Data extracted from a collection
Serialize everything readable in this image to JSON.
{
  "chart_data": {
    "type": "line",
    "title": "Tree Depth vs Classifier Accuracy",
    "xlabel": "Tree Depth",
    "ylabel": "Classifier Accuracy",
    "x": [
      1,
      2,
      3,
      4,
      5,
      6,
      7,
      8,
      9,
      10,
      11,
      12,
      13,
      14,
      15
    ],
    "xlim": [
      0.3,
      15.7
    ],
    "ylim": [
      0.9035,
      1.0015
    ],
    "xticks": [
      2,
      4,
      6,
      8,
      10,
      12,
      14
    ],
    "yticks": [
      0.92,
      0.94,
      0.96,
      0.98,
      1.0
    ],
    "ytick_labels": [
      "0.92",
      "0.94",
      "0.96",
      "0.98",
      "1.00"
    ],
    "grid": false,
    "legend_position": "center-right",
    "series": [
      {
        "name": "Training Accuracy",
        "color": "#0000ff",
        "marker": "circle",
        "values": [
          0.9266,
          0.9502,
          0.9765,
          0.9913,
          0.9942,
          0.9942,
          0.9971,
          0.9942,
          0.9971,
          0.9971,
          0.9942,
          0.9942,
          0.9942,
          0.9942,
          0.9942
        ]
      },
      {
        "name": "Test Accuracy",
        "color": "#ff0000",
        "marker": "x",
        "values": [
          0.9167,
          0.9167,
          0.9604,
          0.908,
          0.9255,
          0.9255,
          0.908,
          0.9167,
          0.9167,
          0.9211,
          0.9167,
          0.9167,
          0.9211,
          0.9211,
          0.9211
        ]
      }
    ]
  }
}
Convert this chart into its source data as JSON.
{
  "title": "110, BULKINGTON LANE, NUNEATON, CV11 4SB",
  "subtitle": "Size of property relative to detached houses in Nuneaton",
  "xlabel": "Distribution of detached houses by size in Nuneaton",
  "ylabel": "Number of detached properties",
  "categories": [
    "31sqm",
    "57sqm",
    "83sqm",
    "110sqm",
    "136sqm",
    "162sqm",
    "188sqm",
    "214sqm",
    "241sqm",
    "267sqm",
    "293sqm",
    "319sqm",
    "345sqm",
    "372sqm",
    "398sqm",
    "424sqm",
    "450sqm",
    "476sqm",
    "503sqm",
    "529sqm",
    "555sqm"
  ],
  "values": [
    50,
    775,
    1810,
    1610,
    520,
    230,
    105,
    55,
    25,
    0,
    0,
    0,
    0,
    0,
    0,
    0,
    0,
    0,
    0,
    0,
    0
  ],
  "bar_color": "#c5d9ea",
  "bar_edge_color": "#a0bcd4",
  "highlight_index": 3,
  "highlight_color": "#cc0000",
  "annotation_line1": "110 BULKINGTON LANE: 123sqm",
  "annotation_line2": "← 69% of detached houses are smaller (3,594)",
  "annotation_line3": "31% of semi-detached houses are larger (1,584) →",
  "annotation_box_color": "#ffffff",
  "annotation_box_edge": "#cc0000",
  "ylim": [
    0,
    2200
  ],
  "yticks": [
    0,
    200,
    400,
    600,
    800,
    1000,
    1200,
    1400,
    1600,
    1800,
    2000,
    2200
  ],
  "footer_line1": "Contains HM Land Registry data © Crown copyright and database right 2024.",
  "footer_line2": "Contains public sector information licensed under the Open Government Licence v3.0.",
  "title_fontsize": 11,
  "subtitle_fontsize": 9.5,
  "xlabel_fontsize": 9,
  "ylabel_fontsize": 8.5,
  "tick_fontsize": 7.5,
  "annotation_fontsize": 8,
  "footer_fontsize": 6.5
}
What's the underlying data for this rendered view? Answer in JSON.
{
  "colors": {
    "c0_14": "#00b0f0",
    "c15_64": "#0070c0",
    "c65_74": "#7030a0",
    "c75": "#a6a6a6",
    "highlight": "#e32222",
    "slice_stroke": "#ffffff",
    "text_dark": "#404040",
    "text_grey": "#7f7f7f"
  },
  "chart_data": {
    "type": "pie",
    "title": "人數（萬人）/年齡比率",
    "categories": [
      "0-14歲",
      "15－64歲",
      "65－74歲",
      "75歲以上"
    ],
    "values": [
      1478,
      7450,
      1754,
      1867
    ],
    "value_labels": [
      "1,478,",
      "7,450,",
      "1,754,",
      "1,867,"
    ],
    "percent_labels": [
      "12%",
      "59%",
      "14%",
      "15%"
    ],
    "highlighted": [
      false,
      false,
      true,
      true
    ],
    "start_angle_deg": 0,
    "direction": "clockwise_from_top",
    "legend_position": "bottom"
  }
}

▸ **Stated goal**
Among the entries above, how many lines hold the string "Depth"? Respond with nothing but the number.

▸ **The answer**
2